---------- Records shown ----------
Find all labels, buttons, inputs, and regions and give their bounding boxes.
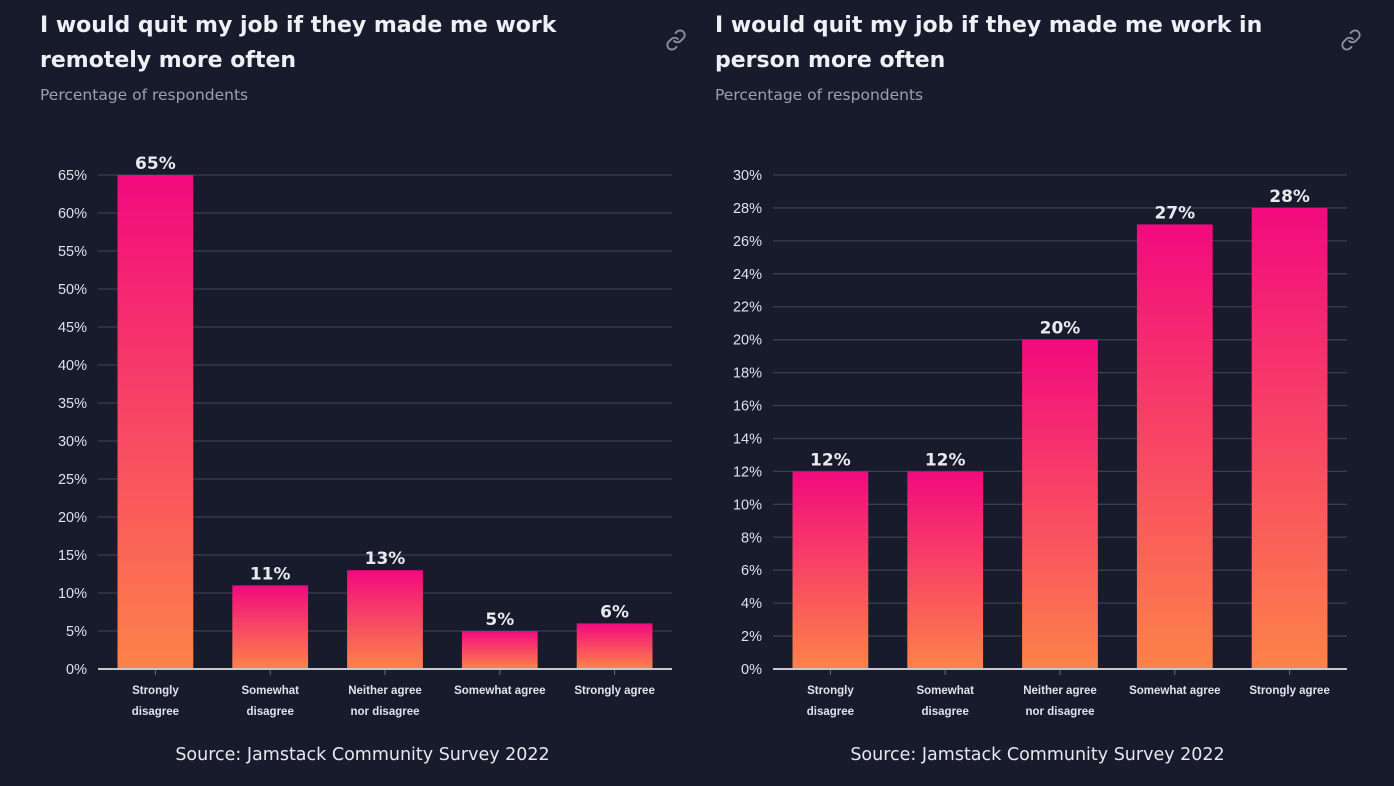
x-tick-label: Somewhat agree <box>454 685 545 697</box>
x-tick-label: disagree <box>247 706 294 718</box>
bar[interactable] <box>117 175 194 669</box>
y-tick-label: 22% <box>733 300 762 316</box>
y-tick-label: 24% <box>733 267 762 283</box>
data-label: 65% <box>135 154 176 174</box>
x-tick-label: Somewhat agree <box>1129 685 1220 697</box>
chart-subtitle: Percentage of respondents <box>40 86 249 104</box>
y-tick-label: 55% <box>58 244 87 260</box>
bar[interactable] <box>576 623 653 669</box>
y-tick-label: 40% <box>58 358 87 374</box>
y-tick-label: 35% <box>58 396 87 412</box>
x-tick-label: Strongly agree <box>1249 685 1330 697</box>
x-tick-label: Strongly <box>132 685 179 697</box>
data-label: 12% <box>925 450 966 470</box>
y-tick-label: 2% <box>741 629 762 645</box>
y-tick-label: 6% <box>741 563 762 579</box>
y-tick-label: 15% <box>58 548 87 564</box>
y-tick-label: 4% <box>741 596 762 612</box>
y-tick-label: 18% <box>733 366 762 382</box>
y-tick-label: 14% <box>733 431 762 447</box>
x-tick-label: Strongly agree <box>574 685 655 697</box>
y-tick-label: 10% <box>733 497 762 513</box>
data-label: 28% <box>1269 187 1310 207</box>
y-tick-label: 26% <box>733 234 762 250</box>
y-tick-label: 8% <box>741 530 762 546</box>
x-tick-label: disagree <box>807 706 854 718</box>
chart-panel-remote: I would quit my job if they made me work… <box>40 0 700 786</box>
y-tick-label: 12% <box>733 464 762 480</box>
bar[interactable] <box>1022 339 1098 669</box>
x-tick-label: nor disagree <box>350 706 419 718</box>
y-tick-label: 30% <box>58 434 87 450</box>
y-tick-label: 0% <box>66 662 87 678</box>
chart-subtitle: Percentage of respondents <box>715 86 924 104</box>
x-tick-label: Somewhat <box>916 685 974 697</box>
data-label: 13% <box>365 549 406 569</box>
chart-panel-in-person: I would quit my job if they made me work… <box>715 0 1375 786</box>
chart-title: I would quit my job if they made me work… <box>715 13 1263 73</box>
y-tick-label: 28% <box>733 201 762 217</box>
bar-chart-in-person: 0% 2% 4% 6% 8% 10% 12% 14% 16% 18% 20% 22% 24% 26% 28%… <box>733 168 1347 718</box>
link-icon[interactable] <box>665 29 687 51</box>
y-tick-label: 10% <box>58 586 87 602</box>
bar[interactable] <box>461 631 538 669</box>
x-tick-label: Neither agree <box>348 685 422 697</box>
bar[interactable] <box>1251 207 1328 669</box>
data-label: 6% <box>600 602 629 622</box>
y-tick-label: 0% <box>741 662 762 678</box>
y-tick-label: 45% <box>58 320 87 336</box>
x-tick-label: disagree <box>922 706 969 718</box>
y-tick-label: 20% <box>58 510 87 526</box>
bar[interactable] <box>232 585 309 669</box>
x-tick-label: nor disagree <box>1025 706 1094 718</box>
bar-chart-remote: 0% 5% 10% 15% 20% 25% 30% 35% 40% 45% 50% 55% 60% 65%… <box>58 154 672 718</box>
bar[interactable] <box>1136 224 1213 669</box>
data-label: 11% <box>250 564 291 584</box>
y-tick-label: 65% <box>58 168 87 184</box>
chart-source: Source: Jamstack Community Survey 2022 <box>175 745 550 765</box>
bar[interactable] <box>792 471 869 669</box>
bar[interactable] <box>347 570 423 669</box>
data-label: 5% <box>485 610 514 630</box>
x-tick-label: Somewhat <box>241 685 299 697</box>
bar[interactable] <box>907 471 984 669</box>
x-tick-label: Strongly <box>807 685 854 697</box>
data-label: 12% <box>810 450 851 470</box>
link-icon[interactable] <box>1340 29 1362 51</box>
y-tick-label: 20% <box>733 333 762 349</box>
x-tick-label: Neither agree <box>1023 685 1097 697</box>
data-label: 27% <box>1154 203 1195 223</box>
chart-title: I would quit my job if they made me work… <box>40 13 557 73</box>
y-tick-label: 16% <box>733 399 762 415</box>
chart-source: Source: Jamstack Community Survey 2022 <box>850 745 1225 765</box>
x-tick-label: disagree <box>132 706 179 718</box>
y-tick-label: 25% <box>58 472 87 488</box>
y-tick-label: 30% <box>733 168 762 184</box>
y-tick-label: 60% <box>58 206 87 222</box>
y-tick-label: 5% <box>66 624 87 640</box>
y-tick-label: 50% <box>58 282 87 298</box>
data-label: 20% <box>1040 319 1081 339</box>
----------
---------- Records shown ----------
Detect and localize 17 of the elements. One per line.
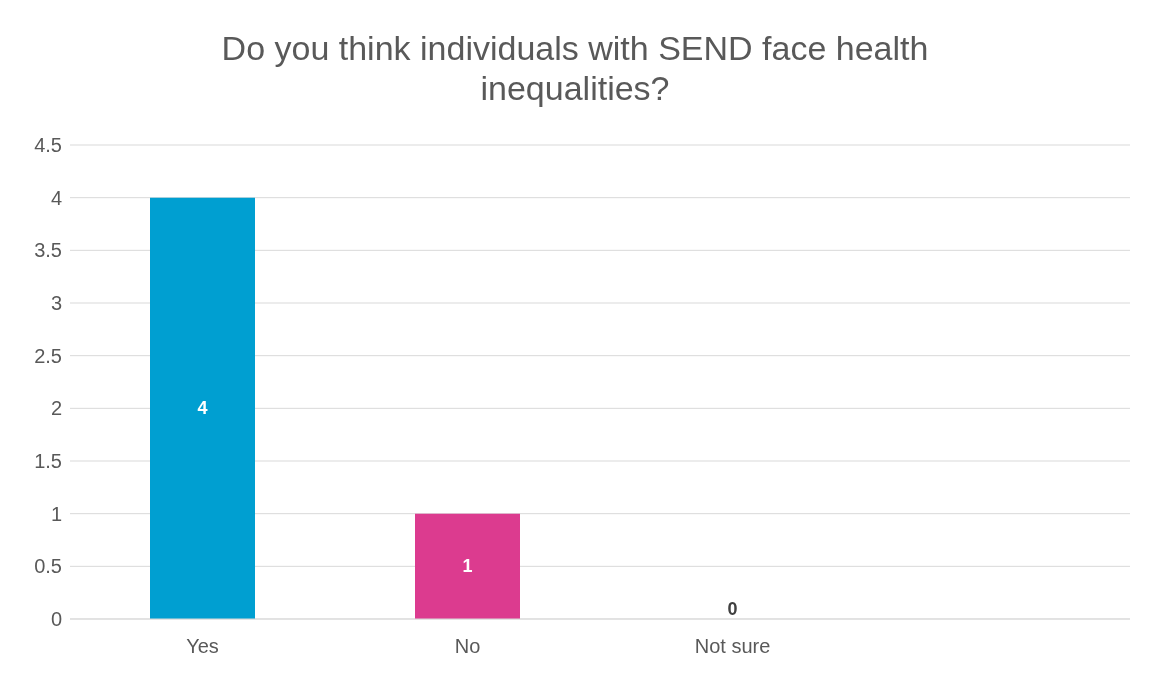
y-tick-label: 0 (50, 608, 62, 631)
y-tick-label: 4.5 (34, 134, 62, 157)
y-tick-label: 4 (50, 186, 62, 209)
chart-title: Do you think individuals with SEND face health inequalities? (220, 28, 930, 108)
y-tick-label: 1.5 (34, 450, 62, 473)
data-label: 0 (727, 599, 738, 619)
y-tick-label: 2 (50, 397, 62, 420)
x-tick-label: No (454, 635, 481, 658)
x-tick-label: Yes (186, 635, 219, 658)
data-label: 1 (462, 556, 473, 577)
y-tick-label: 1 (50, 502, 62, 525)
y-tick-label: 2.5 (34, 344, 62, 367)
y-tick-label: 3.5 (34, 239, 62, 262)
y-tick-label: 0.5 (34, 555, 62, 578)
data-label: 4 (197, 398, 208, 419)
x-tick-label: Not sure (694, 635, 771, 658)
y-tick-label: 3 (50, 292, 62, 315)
----------
---------- Records shown ----------
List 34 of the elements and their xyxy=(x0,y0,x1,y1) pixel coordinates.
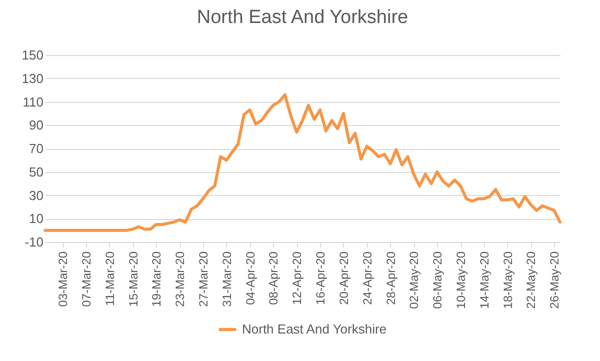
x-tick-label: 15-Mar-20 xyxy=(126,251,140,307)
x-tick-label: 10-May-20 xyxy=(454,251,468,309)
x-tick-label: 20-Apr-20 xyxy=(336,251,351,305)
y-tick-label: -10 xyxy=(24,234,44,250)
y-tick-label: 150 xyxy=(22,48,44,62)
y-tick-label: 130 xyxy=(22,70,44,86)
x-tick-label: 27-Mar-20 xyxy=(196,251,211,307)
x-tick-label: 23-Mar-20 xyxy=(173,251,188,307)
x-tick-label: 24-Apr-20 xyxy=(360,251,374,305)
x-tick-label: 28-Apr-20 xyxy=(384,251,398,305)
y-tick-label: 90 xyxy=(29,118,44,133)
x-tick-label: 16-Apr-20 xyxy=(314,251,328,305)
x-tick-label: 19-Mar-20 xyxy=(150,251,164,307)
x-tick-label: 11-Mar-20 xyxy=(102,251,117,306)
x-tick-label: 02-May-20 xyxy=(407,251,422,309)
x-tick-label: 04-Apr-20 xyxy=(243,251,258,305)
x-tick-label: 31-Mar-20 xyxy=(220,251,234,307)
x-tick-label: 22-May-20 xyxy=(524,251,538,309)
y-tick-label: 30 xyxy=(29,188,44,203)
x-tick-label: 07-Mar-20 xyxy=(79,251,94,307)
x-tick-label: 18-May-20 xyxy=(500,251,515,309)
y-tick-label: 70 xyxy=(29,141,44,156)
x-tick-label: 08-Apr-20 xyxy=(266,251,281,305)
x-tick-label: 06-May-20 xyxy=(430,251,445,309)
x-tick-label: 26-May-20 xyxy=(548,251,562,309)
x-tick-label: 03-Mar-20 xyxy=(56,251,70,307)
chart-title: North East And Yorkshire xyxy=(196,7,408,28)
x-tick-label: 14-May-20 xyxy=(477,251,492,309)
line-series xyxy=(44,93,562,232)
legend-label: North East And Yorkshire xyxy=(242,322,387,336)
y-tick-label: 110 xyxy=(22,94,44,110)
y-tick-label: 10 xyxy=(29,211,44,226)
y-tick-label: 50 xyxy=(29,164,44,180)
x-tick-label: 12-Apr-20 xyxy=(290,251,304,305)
----------
Pick out every line of the material that contains the word "Neither", and copy each one in full.

• **Result**
x-tick-label: Neither agree <box>348 685 422 697</box>
x-tick-label: Neither agree <box>1023 685 1097 697</box>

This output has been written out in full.